(Data extracted from a collection)
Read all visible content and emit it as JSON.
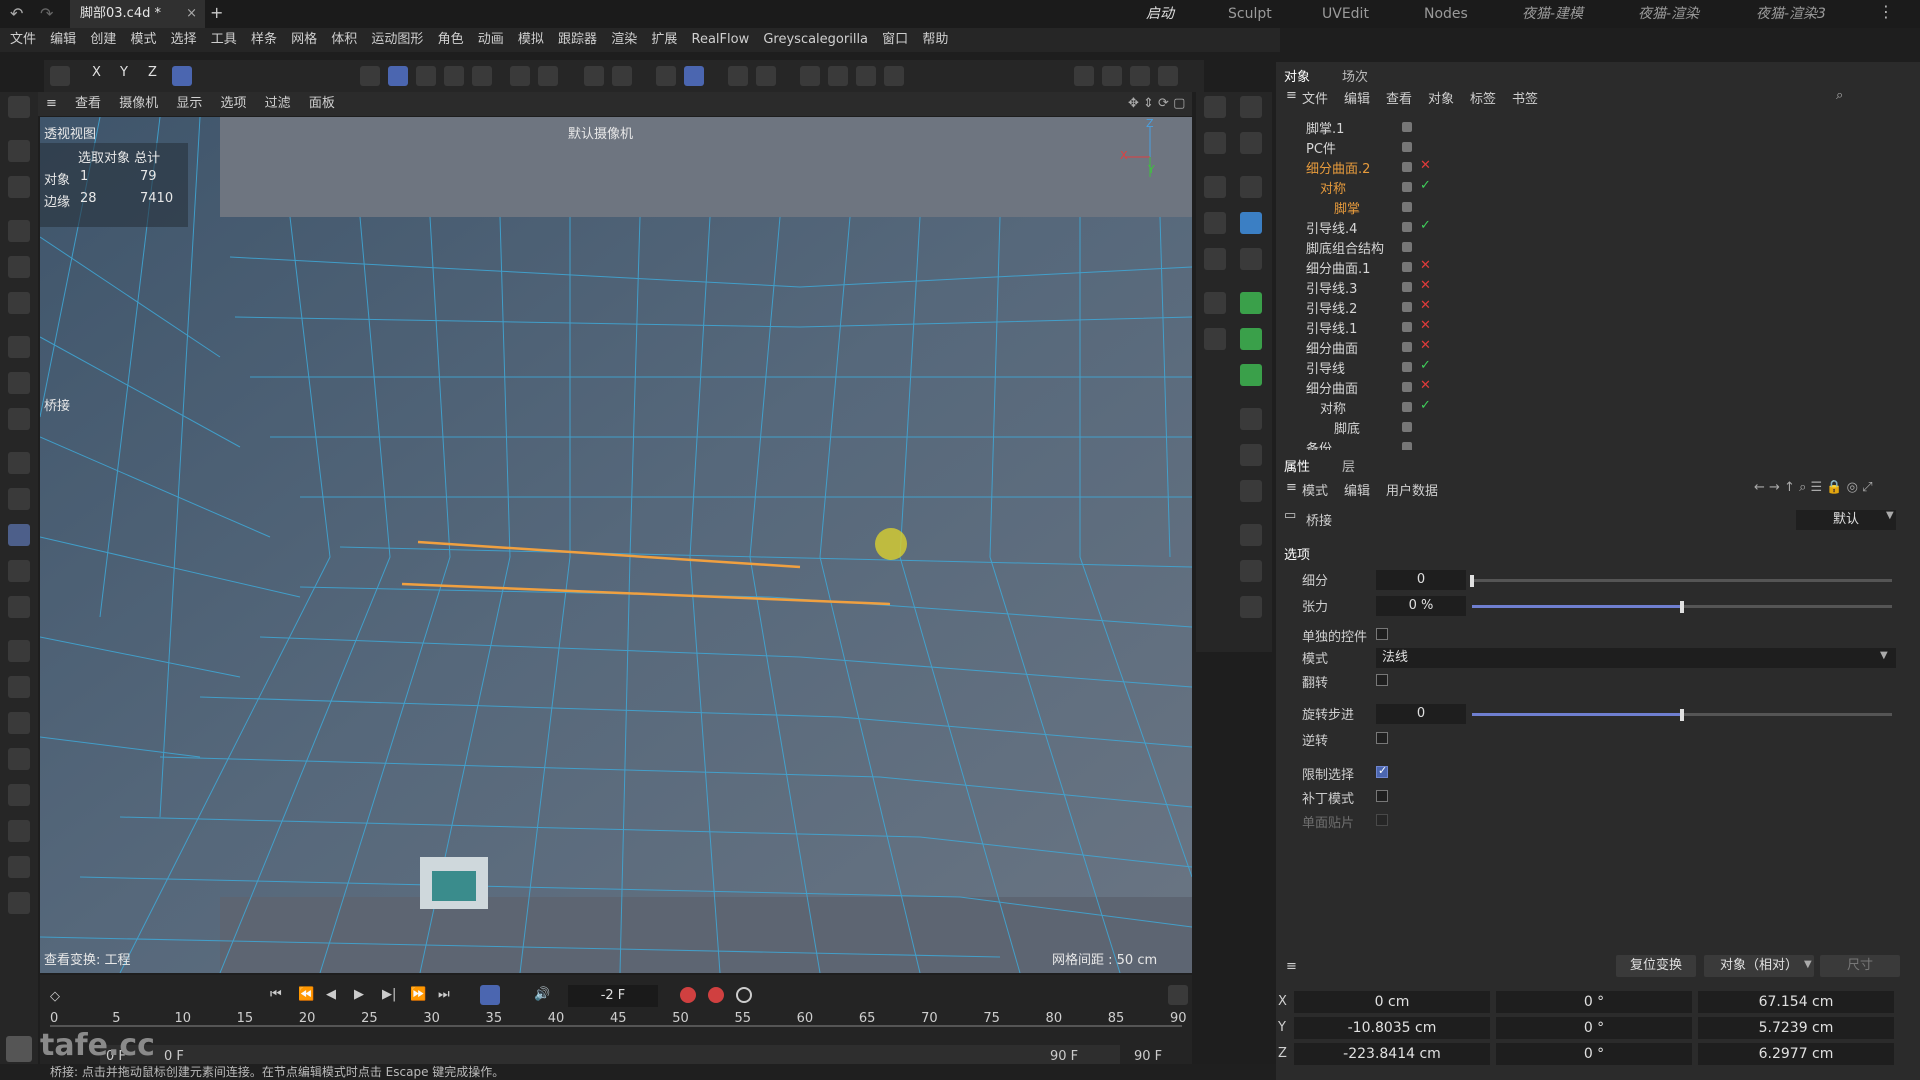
{
  "window": {
    "tab_title": "脚部03.c4d *",
    "tab_close": "×",
    "new_tab": "+",
    "layouts": [
      "启动",
      "Sculpt",
      "UVEdit",
      "Nodes",
      "夜猫-建模",
      "夜猫-渲染",
      "夜猫-渲染3"
    ],
    "active_layout": "启动"
  },
  "menu": [
    "文件",
    "编辑",
    "创建",
    "模式",
    "选择",
    "工具",
    "样条",
    "网格",
    "体积",
    "运动图形",
    "角色",
    "动画",
    "模拟",
    "跟踪器",
    "渲染",
    "扩展",
    "RealFlow",
    "Greyscalegorilla",
    "窗口",
    "帮助"
  ],
  "toolbar": {
    "axis_x": "X",
    "axis_y": "Y",
    "axis_z": "Z"
  },
  "viewport": {
    "menu": [
      "查看",
      "摄像机",
      "显示",
      "选项",
      "过滤",
      "面板"
    ],
    "view_name": "透视视图",
    "camera": "默认摄像机",
    "stats_header": "选取对象 总计",
    "stats_rows": [
      {
        "label": "对象",
        "selected": "1",
        "total": "79"
      },
      {
        "label": "边缘",
        "selected": "28",
        "total": "7410"
      }
    ],
    "tool_label": "桥接",
    "transform_info": "查看变换: 工程",
    "grid_spacing": "网格间距 : 50 cm",
    "watermark": "tafe.cc"
  },
  "timeline": {
    "current_frame": "-2 F",
    "ticks": [
      "0",
      "5",
      "10",
      "15",
      "20",
      "25",
      "30",
      "35",
      "40",
      "45",
      "50",
      "55",
      "60",
      "65",
      "70",
      "75",
      "80",
      "85",
      "90"
    ],
    "start_a": "0 F",
    "start_b": "0 F",
    "end_a": "90 F",
    "end_b": "90 F"
  },
  "status": "桥接: 点击并拖动鼠标创建元素间连接。在节点编辑模式时点击 Escape 键完成操作。",
  "object_manager": {
    "tabs": [
      "对象",
      "场次"
    ],
    "menu": [
      "文件",
      "编辑",
      "查看",
      "对象",
      "标签",
      "书签"
    ],
    "objects": [
      {
        "name": "脚掌.1",
        "indent": 0,
        "flag": "",
        "color": "normal"
      },
      {
        "name": "PC件",
        "indent": 0,
        "flag": "",
        "color": "normal"
      },
      {
        "name": "细分曲面.2",
        "indent": 0,
        "flag": "✕",
        "flag_color": "red",
        "color": "orange"
      },
      {
        "name": "对称",
        "indent": 1,
        "flag": "✓",
        "flag_color": "green",
        "color": "orange"
      },
      {
        "name": "脚掌",
        "indent": 2,
        "flag": "",
        "color": "orange"
      },
      {
        "name": "引导线.4",
        "indent": 0,
        "flag": "✓",
        "flag_color": "green",
        "color": "normal"
      },
      {
        "name": "脚底组合结构",
        "indent": 0,
        "flag": "",
        "color": "normal"
      },
      {
        "name": "细分曲面.1",
        "indent": 0,
        "flag": "✕",
        "flag_color": "red",
        "color": "normal"
      },
      {
        "name": "引导线.3",
        "indent": 0,
        "flag": "✕",
        "flag_color": "red",
        "color": "normal"
      },
      {
        "name": "引导线.2",
        "indent": 0,
        "flag": "✕",
        "flag_color": "red",
        "color": "normal"
      },
      {
        "name": "引导线.1",
        "indent": 0,
        "flag": "✕",
        "flag_color": "red",
        "color": "normal"
      },
      {
        "name": "细分曲面",
        "indent": 0,
        "flag": "✕",
        "flag_color": "red",
        "color": "normal"
      },
      {
        "name": "引导线",
        "indent": 0,
        "flag": "✓",
        "flag_color": "green",
        "color": "normal"
      },
      {
        "name": "细分曲面",
        "indent": 0,
        "flag": "✕",
        "flag_color": "red",
        "color": "normal"
      },
      {
        "name": "对称",
        "indent": 1,
        "flag": "✓",
        "flag_color": "green",
        "color": "normal"
      },
      {
        "name": "脚底",
        "indent": 2,
        "flag": "",
        "color": "normal"
      },
      {
        "name": "备份",
        "indent": 0,
        "flag": "",
        "color": "normal"
      }
    ]
  },
  "attributes": {
    "tabs": [
      "属性",
      "层"
    ],
    "menu": [
      "模式",
      "编辑",
      "用户数据"
    ],
    "tool_name": "桥接",
    "preset": "默认",
    "section": "选项",
    "subdivision_label": "细分",
    "subdivision_value": "0",
    "subdivision_fraction": 0.0,
    "tension_label": "张力",
    "tension_value": "0 %",
    "tension_fraction": 0.5,
    "separate_label": "单独的控件",
    "separate_checked": false,
    "mode_label": "模式",
    "mode_value": "法线",
    "flip_label": "翻转",
    "flip_checked": false,
    "rotate_label": "旋转步进",
    "rotate_value": "0",
    "rotate_fraction": 0.5,
    "reverse_label": "逆转",
    "reverse_checked": false,
    "limit_label": "限制选择",
    "limit_checked": true,
    "patch_label": "补丁模式",
    "patch_checked": false,
    "single_label": "单面贴片",
    "single_checked": false
  },
  "coordinates": {
    "reset_button": "复位变换",
    "mode": "对象（相对）",
    "size_mode": "尺寸",
    "rows": [
      {
        "axis": "X",
        "pos": "0 cm",
        "rot": "0 °",
        "size": "67.154 cm"
      },
      {
        "axis": "Y",
        "pos": "-10.8035 cm",
        "rot": "0 °",
        "size": "5.7239 cm"
      },
      {
        "axis": "Z",
        "pos": "-223.8414 cm",
        "rot": "0 °",
        "size": "6.2977 cm"
      }
    ]
  },
  "colors": {
    "accent": "#4b66b0",
    "selection_edge": "#f0a040",
    "mesh_wire": "#3fa9d8"
  }
}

The exercise: In the copy, include all records verbatim but no images.

Exercise answer:
Read all visible content and emit it as JSON.
{
  "window": {
    "tab_title": "脚部03.c4d *",
    "tab_close": "×",
    "new_tab": "+",
    "layouts": [
      "启动",
      "Sculpt",
      "UVEdit",
      "Nodes",
      "夜猫-建模",
      "夜猫-渲染",
      "夜猫-渲染3"
    ],
    "active_layout": "启动"
  },
  "menu": [
    "文件",
    "编辑",
    "创建",
    "模式",
    "选择",
    "工具",
    "样条",
    "网格",
    "体积",
    "运动图形",
    "角色",
    "动画",
    "模拟",
    "跟踪器",
    "渲染",
    "扩展",
    "RealFlow",
    "Greyscalegorilla",
    "窗口",
    "帮助"
  ],
  "toolbar": {
    "axis_x": "X",
    "axis_y": "Y",
    "axis_z": "Z"
  },
  "viewport": {
    "menu": [
      "查看",
      "摄像机",
      "显示",
      "选项",
      "过滤",
      "面板"
    ],
    "view_name": "透视视图",
    "camera": "默认摄像机",
    "stats_header": "选取对象 总计",
    "stats_rows": [
      {
        "label": "对象",
        "selected": "1",
        "total": "79"
      },
      {
        "label": "边缘",
        "selected": "28",
        "total": "7410"
      }
    ],
    "tool_label": "桥接",
    "transform_info": "查看变换: 工程",
    "grid_spacing": "网格间距 : 50 cm",
    "watermark": "tafe.cc"
  },
  "timeline": {
    "current_frame": "-2 F",
    "ticks": [
      "0",
      "5",
      "10",
      "15",
      "20",
      "25",
      "30",
      "35",
      "40",
      "45",
      "50",
      "55",
      "60",
      "65",
      "70",
      "75",
      "80",
      "85",
      "90"
    ],
    "start_a": "0 F",
    "start_b": "0 F",
    "end_a": "90 F",
    "end_b": "90 F"
  },
  "status": "桥接: 点击并拖动鼠标创建元素间连接。在节点编辑模式时点击 Escape 键完成操作。",
  "object_manager": {
    "tabs": [
      "对象",
      "场次"
    ],
    "menu": [
      "文件",
      "编辑",
      "查看",
      "对象",
      "标签",
      "书签"
    ],
    "objects": [
      {
        "name": "脚掌.1",
        "indent": 0,
        "flag": "",
        "color": "normal"
      },
      {
        "name": "PC件",
        "indent": 0,
        "flag": "",
        "color": "normal"
      },
      {
        "name": "细分曲面.2",
        "indent": 0,
        "flag": "✕",
        "flag_color": "red",
        "color": "orange"
      },
      {
        "name": "对称",
        "indent": 1,
        "flag": "✓",
        "flag_color": "green",
        "color": "orange"
      },
      {
        "name": "脚掌",
        "indent": 2,
        "flag": "",
        "color": "orange"
      },
      {
        "name": "引导线.4",
        "indent": 0,
        "flag": "✓",
        "flag_color": "green",
        "color": "normal"
      },
      {
        "name": "脚底组合结构",
        "indent": 0,
        "flag": "",
        "color": "normal"
      },
      {
        "name": "细分曲面.1",
        "indent": 0,
        "flag": "✕",
        "flag_color": "red",
        "color": "normal"
      },
      {
        "name": "引导线.3",
        "indent": 0,
        "flag": "✕",
        "flag_color": "red",
        "color": "normal"
      },
      {
        "name": "引导线.2",
        "indent": 0,
        "flag": "✕",
        "flag_color": "red",
        "color": "normal"
      },
      {
        "name": "引导线.1",
        "indent": 0,
        "flag": "✕",
        "flag_color": "red",
        "color": "normal"
      },
      {
        "name": "细分曲面",
        "indent": 0,
        "flag": "✕",
        "flag_color": "red",
        "color": "normal"
      },
      {
        "name": "引导线",
        "indent": 0,
        "flag": "✓",
        "flag_color": "green",
        "color": "normal"
      },
      {
        "name": "细分曲面",
        "indent": 0,
        "flag": "✕",
        "flag_color": "red",
        "color": "normal"
      },
      {
        "name": "对称",
        "indent": 1,
        "flag": "✓",
        "flag_color": "green",
        "color": "normal"
      },
      {
        "name": "脚底",
        "indent": 2,
        "flag": "",
        "color": "normal"
      },
      {
        "name": "备份",
        "indent": 0,
        "flag": "",
        "color": "normal"
      }
    ]
  },
  "attributes": {
    "tabs": [
      "属性",
      "层"
    ],
    "menu": [
      "模式",
      "编辑",
      "用户数据"
    ],
    "tool_name": "桥接",
    "preset": "默认",
    "section": "选项",
    "subdivision_label": "细分",
    "subdivision_value": "0",
    "subdivision_fraction": 0.0,
    "tension_label": "张力",
    "tension_value": "0 %",
    "tension_fraction": 0.5,
    "separate_label": "单独的控件",
    "separate_checked": false,
    "mode_label": "模式",
    "mode_value": "法线",
    "flip_label": "翻转",
    "flip_checked": false,
    "rotate_label": "旋转步进",
    "rotate_value": "0",
    "rotate_fraction": 0.5,
    "reverse_label": "逆转",
    "reverse_checked": false,
    "limit_label": "限制选择",
    "limit_checked": true,
    "patch_label": "补丁模式",
    "patch_checked": false,
    "single_label": "单面贴片",
    "single_checked": false
  },
  "coordinates": {
    "reset_button": "复位变换",
    "mode": "对象（相对）",
    "size_mode": "尺寸",
    "rows": [
      {
        "axis": "X",
        "pos": "0 cm",
        "rot": "0 °",
        "size": "67.154 cm"
      },
      {
        "axis": "Y",
        "pos": "-10.8035 cm",
        "rot": "0 °",
        "size": "5.7239 cm"
      },
      {
        "axis": "Z",
        "pos": "-223.8414 cm",
        "rot": "0 °",
        "size": "6.2977 cm"
      }
    ]
  },
  "colors": {
    "accent": "#4b66b0",
    "selection_edge": "#f0a040",
    "mesh_wire": "#3fa9d8"
  }
}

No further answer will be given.